** start of QUOTED PASSAGE **

# Are causal loop diagrams useful?

Reflecting on the Afghanistan counterinsurgency diagram in the NYTimes, Scott Johnson asked me whether I found causal loop diagrams (CLDs) to be useful. Some system dynamics hardliners don’t like them, and others use them routinely.

Here’s a CLD:

And here’s it’s stock-flow sibling:

My bottom line is:

• CLDs are very useful, if developed and presented with a little care.
• It’s often clearer to use a hybrid diagram that includes stock-flow “main chains”. However, that also involves a higher burden of explanation of the visual language.
• You can get into a lot of trouble if you try to mentally simulate the dynamics of a complex CLD, because they’re so underspecified (but you might be better off than talking, or making lists).
• You’re more likely to know what you’re talking about if you go through the process of building a model.
• A big, messy picture of a whole problem space can be a nice complement to a focused, high quality model.

Here’s why:

There are well documented conceptual problems with CLD notation. More importantly, it’s easy to make very bad CLDs. Just use lots of crossing lines (spaghetti), variable names with no sense of direction, neglect to label loop and link polarity, and mix in some clip art for good measure. (There’s some good advice on CLD notation here, but replace the S and O arrow polarity notation with + and -). As a practical matter, it’s been my experience that most causal loop diagrams leave a lot to the imagination, which you can easily discover by attempting to formalize one as a model. You’ll discover unstated parameters, aggregation questions, and other leaps of logic.

The Afghanistan diagram shares many of those problems. It has the dreaded spaghetti topology. It doesn’t indicate loop polarities. Some variables are really concept areas of interest, rather than quantities that can vary. There’s no way to translate it directly to equations (however, the rumor mill has it that there is an underlying model).

Still, the Afghanistan diagram and other messy mind maps like it aren’t useless, as many NYT commenters asserted. First, it might be a good way to summarize the output of a brainstorming session. In that case, the goal is to surface as many relationships as possible up front. Detailed critique of each link or loop along the way tends to bog down such generative processes. If you don’t later drill into the details of the spaghetti to sort out the dynamics, you might remain as muddled as you were when you started, but that doesn’t make the spaghetti intrinsically useless.

** end of QUOTED PASSAGE **
** start of ENTRIES PROVIDED **

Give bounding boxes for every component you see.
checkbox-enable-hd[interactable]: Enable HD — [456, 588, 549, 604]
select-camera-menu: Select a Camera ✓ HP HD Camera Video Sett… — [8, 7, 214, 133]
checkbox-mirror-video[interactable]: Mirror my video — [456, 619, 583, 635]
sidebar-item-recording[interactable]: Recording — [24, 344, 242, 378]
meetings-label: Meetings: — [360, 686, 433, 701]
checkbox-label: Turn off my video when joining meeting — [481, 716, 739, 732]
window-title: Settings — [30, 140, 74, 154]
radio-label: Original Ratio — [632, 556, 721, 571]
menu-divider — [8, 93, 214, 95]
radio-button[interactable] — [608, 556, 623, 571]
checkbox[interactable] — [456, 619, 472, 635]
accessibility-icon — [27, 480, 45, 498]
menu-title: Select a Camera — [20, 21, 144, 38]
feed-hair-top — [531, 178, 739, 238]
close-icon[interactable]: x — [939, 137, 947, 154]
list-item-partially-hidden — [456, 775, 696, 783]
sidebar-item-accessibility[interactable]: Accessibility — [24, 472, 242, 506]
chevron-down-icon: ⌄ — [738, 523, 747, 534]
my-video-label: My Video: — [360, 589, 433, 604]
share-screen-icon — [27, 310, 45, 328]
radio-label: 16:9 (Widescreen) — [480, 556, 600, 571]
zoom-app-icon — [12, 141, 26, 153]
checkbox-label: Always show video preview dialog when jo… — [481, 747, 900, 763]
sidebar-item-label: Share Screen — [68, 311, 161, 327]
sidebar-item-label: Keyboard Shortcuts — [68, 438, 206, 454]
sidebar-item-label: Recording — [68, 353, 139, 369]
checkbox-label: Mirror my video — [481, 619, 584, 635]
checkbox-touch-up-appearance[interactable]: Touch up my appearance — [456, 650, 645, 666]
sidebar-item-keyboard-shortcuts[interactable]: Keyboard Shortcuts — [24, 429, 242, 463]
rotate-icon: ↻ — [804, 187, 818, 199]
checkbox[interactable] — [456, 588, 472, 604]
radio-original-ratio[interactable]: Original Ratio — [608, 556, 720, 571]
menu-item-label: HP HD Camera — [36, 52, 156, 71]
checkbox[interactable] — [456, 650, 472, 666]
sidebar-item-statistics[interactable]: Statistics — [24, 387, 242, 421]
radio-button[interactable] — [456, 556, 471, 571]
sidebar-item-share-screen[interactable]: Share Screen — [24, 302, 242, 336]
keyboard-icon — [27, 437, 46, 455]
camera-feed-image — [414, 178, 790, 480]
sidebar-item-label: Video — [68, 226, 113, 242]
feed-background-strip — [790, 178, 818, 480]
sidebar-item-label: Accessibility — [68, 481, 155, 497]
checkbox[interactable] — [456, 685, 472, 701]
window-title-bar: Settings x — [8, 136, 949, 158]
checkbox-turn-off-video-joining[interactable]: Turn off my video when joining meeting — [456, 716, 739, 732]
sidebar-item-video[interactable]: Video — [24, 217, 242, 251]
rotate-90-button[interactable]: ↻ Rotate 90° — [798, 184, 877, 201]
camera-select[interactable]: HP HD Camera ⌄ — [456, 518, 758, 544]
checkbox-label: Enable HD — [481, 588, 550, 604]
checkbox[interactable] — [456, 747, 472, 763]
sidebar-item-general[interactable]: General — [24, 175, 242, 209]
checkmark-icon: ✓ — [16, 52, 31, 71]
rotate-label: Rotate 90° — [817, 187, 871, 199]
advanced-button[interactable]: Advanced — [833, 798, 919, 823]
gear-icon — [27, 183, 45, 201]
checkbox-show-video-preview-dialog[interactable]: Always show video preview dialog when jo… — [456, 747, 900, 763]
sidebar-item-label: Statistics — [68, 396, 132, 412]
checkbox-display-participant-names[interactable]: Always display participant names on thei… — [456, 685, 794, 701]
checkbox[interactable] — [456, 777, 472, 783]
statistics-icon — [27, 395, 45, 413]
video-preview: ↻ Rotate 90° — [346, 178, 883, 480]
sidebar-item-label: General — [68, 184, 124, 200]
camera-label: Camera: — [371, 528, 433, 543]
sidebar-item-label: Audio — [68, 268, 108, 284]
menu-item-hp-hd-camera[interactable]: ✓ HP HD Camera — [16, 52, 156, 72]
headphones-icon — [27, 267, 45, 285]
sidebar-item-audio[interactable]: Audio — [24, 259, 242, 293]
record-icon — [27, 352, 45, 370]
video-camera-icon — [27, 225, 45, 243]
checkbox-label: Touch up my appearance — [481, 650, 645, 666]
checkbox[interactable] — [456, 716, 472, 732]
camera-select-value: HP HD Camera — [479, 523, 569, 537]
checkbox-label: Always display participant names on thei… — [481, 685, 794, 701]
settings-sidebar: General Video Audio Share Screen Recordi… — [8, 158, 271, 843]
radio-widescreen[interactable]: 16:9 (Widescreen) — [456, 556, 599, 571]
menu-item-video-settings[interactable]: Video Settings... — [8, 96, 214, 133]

** end of ENTRIES PROVIDED **

In the post on causal loop diagrams, what notation should replace the S and O arrow polarity notation?

» FULL SOLUTION
The + and - notation.